---------- The records ----------

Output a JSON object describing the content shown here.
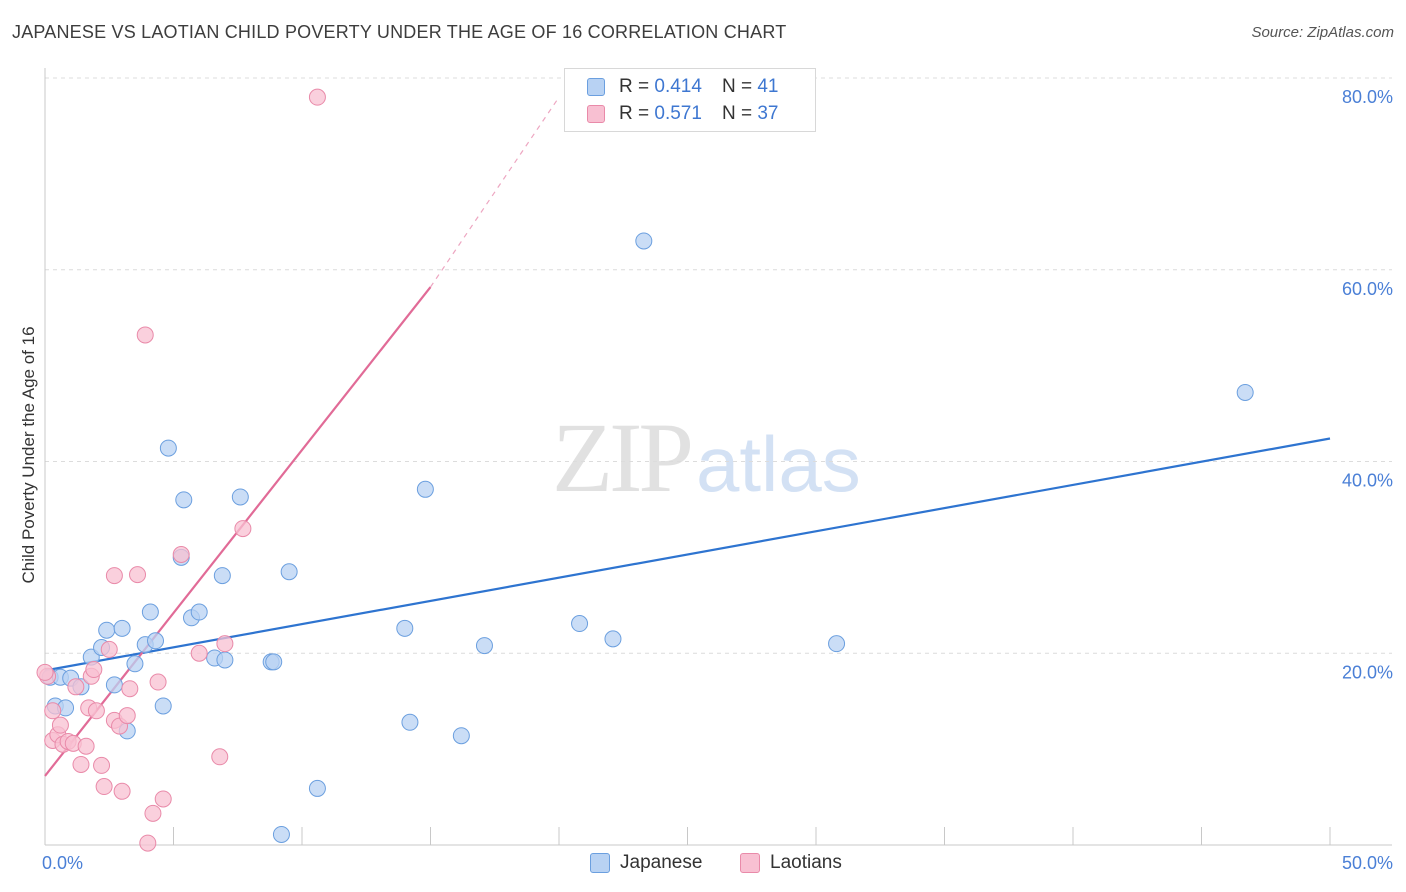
{
  "header": {
    "title": "JAPANESE VS LAOTIAN CHILD POVERTY UNDER THE AGE OF 16 CORRELATION CHART",
    "source": "Source: ZipAtlas.com"
  },
  "watermark": {
    "zip": "ZIP",
    "atlas": "atlas"
  },
  "legend": {
    "rows": [
      {
        "r_label": "R =",
        "r_value": "0.414",
        "n_label": "N =",
        "n_value": "41"
      },
      {
        "r_label": "R =",
        "r_value": "0.571",
        "n_label": "N =",
        "n_value": "37"
      }
    ]
  },
  "bottom_legend": {
    "japanese": "Japanese",
    "laotians": "Laotians"
  },
  "colors": {
    "japanese_fill": "#b8d2f3",
    "japanese_stroke": "#6b9fdf",
    "japanese_line": "#2e74d0",
    "laotians_fill": "#f8c0d2",
    "laotians_stroke": "#e98aa9",
    "laotians_line": "#e16b97",
    "tick_label": "#4a7fd6",
    "grid": "#dcdcdc"
  },
  "chart_data": {
    "type": "scatter",
    "title": "JAPANESE VS LAOTIAN CHILD POVERTY UNDER THE AGE OF 16 CORRELATION CHART",
    "xlabel": "",
    "ylabel": "Child Poverty Under the Age of 16",
    "xlim": [
      0,
      50
    ],
    "ylim": [
      0,
      80
    ],
    "x_tick_labels": [
      "0.0%",
      "50.0%"
    ],
    "y_ticks": [
      20,
      40,
      60,
      80
    ],
    "y_tick_labels": [
      "20.0%",
      "40.0%",
      "60.0%",
      "80.0%"
    ],
    "grid": true,
    "legend_position": "top-center",
    "series": [
      {
        "name": "Japanese",
        "r": 0.414,
        "n": 41,
        "trend": {
          "x": [
            0,
            50
          ],
          "y": [
            18.2,
            42.4
          ]
        },
        "points": [
          [
            0.2,
            17.5
          ],
          [
            0.4,
            14.5
          ],
          [
            0.6,
            17.5
          ],
          [
            0.8,
            14.3
          ],
          [
            1.0,
            17.4
          ],
          [
            1.4,
            16.5
          ],
          [
            1.8,
            19.6
          ],
          [
            2.2,
            20.6
          ],
          [
            2.4,
            22.4
          ],
          [
            2.7,
            16.7
          ],
          [
            3.0,
            22.6
          ],
          [
            3.2,
            11.9
          ],
          [
            3.5,
            18.9
          ],
          [
            3.9,
            20.9
          ],
          [
            4.1,
            24.3
          ],
          [
            4.3,
            21.3
          ],
          [
            4.6,
            14.5
          ],
          [
            4.8,
            41.4
          ],
          [
            5.3,
            30.0
          ],
          [
            5.4,
            36.0
          ],
          [
            5.7,
            23.7
          ],
          [
            6.0,
            24.3
          ],
          [
            6.6,
            19.5
          ],
          [
            7.0,
            19.3
          ],
          [
            6.9,
            28.1
          ],
          [
            7.6,
            36.3
          ],
          [
            8.8,
            19.1
          ],
          [
            8.9,
            19.1
          ],
          [
            9.5,
            28.5
          ],
          [
            9.2,
            1.1
          ],
          [
            10.6,
            5.9
          ],
          [
            14.0,
            22.6
          ],
          [
            14.2,
            12.8
          ],
          [
            14.8,
            37.1
          ],
          [
            16.2,
            11.4
          ],
          [
            17.1,
            20.8
          ],
          [
            20.8,
            23.1
          ],
          [
            22.1,
            21.5
          ],
          [
            23.3,
            63.0
          ],
          [
            30.8,
            21.0
          ],
          [
            46.7,
            47.2
          ]
        ]
      },
      {
        "name": "Laotians",
        "r": 0.571,
        "n": 37,
        "trend": {
          "x": [
            0,
            15
          ],
          "y": [
            7.2,
            58.2
          ],
          "dashed_extension": {
            "x": [
              15,
              20
            ],
            "y": [
              58.2,
              78.0
            ]
          }
        },
        "points": [
          [
            0.1,
            17.6
          ],
          [
            0.3,
            14.0
          ],
          [
            0.3,
            10.9
          ],
          [
            0.5,
            11.5
          ],
          [
            0.6,
            12.5
          ],
          [
            0.7,
            10.5
          ],
          [
            0.9,
            10.8
          ],
          [
            1.1,
            10.6
          ],
          [
            1.2,
            16.5
          ],
          [
            1.4,
            8.4
          ],
          [
            1.6,
            10.3
          ],
          [
            1.7,
            14.3
          ],
          [
            1.8,
            17.6
          ],
          [
            1.9,
            18.3
          ],
          [
            2.0,
            14.0
          ],
          [
            2.2,
            8.3
          ],
          [
            2.3,
            6.1
          ],
          [
            2.5,
            20.4
          ],
          [
            2.7,
            13.0
          ],
          [
            2.7,
            28.1
          ],
          [
            2.9,
            12.4
          ],
          [
            3.0,
            5.6
          ],
          [
            3.2,
            13.5
          ],
          [
            3.3,
            16.3
          ],
          [
            3.6,
            28.2
          ],
          [
            3.9,
            53.2
          ],
          [
            4.0,
            0.2
          ],
          [
            4.2,
            3.3
          ],
          [
            4.4,
            17.0
          ],
          [
            4.6,
            4.8
          ],
          [
            5.3,
            30.3
          ],
          [
            6.0,
            20.0
          ],
          [
            6.8,
            9.2
          ],
          [
            7.0,
            21.0
          ],
          [
            7.7,
            33.0
          ],
          [
            10.6,
            78.0
          ],
          [
            0.0,
            18.0
          ]
        ]
      }
    ]
  }
}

----------

=== Problem requirements ===
Output the entries above exactly, without their pictures.

=== Written reply ===
Output a JSON object describing the content shown here.
{
  "header": {
    "title": "JAPANESE VS LAOTIAN CHILD POVERTY UNDER THE AGE OF 16 CORRELATION CHART",
    "source": "Source: ZipAtlas.com"
  },
  "watermark": {
    "zip": "ZIP",
    "atlas": "atlas"
  },
  "legend": {
    "rows": [
      {
        "r_label": "R =",
        "r_value": "0.414",
        "n_label": "N =",
        "n_value": "41"
      },
      {
        "r_label": "R =",
        "r_value": "0.571",
        "n_label": "N =",
        "n_value": "37"
      }
    ]
  },
  "bottom_legend": {
    "japanese": "Japanese",
    "laotians": "Laotians"
  },
  "colors": {
    "japanese_fill": "#b8d2f3",
    "japanese_stroke": "#6b9fdf",
    "japanese_line": "#2e74d0",
    "laotians_fill": "#f8c0d2",
    "laotians_stroke": "#e98aa9",
    "laotians_line": "#e16b97",
    "tick_label": "#4a7fd6",
    "grid": "#dcdcdc"
  },
  "chart_data": {
    "type": "scatter",
    "title": "JAPANESE VS LAOTIAN CHILD POVERTY UNDER THE AGE OF 16 CORRELATION CHART",
    "xlabel": "",
    "ylabel": "Child Poverty Under the Age of 16",
    "xlim": [
      0,
      50
    ],
    "ylim": [
      0,
      80
    ],
    "x_tick_labels": [
      "0.0%",
      "50.0%"
    ],
    "y_ticks": [
      20,
      40,
      60,
      80
    ],
    "y_tick_labels": [
      "20.0%",
      "40.0%",
      "60.0%",
      "80.0%"
    ],
    "grid": true,
    "legend_position": "top-center",
    "series": [
      {
        "name": "Japanese",
        "r": 0.414,
        "n": 41,
        "trend": {
          "x": [
            0,
            50
          ],
          "y": [
            18.2,
            42.4
          ]
        },
        "points": [
          [
            0.2,
            17.5
          ],
          [
            0.4,
            14.5
          ],
          [
            0.6,
            17.5
          ],
          [
            0.8,
            14.3
          ],
          [
            1.0,
            17.4
          ],
          [
            1.4,
            16.5
          ],
          [
            1.8,
            19.6
          ],
          [
            2.2,
            20.6
          ],
          [
            2.4,
            22.4
          ],
          [
            2.7,
            16.7
          ],
          [
            3.0,
            22.6
          ],
          [
            3.2,
            11.9
          ],
          [
            3.5,
            18.9
          ],
          [
            3.9,
            20.9
          ],
          [
            4.1,
            24.3
          ],
          [
            4.3,
            21.3
          ],
          [
            4.6,
            14.5
          ],
          [
            4.8,
            41.4
          ],
          [
            5.3,
            30.0
          ],
          [
            5.4,
            36.0
          ],
          [
            5.7,
            23.7
          ],
          [
            6.0,
            24.3
          ],
          [
            6.6,
            19.5
          ],
          [
            7.0,
            19.3
          ],
          [
            6.9,
            28.1
          ],
          [
            7.6,
            36.3
          ],
          [
            8.8,
            19.1
          ],
          [
            8.9,
            19.1
          ],
          [
            9.5,
            28.5
          ],
          [
            9.2,
            1.1
          ],
          [
            10.6,
            5.9
          ],
          [
            14.0,
            22.6
          ],
          [
            14.2,
            12.8
          ],
          [
            14.8,
            37.1
          ],
          [
            16.2,
            11.4
          ],
          [
            17.1,
            20.8
          ],
          [
            20.8,
            23.1
          ],
          [
            22.1,
            21.5
          ],
          [
            23.3,
            63.0
          ],
          [
            30.8,
            21.0
          ],
          [
            46.7,
            47.2
          ]
        ]
      },
      {
        "name": "Laotians",
        "r": 0.571,
        "n": 37,
        "trend": {
          "x": [
            0,
            15
          ],
          "y": [
            7.2,
            58.2
          ],
          "dashed_extension": {
            "x": [
              15,
              20
            ],
            "y": [
              58.2,
              78.0
            ]
          }
        },
        "points": [
          [
            0.1,
            17.6
          ],
          [
            0.3,
            14.0
          ],
          [
            0.3,
            10.9
          ],
          [
            0.5,
            11.5
          ],
          [
            0.6,
            12.5
          ],
          [
            0.7,
            10.5
          ],
          [
            0.9,
            10.8
          ],
          [
            1.1,
            10.6
          ],
          [
            1.2,
            16.5
          ],
          [
            1.4,
            8.4
          ],
          [
            1.6,
            10.3
          ],
          [
            1.7,
            14.3
          ],
          [
            1.8,
            17.6
          ],
          [
            1.9,
            18.3
          ],
          [
            2.0,
            14.0
          ],
          [
            2.2,
            8.3
          ],
          [
            2.3,
            6.1
          ],
          [
            2.5,
            20.4
          ],
          [
            2.7,
            13.0
          ],
          [
            2.7,
            28.1
          ],
          [
            2.9,
            12.4
          ],
          [
            3.0,
            5.6
          ],
          [
            3.2,
            13.5
          ],
          [
            3.3,
            16.3
          ],
          [
            3.6,
            28.2
          ],
          [
            3.9,
            53.2
          ],
          [
            4.0,
            0.2
          ],
          [
            4.2,
            3.3
          ],
          [
            4.4,
            17.0
          ],
          [
            4.6,
            4.8
          ],
          [
            5.3,
            30.3
          ],
          [
            6.0,
            20.0
          ],
          [
            6.8,
            9.2
          ],
          [
            7.0,
            21.0
          ],
          [
            7.7,
            33.0
          ],
          [
            10.6,
            78.0
          ],
          [
            0.0,
            18.0
          ]
        ]
      }
    ]
  }
}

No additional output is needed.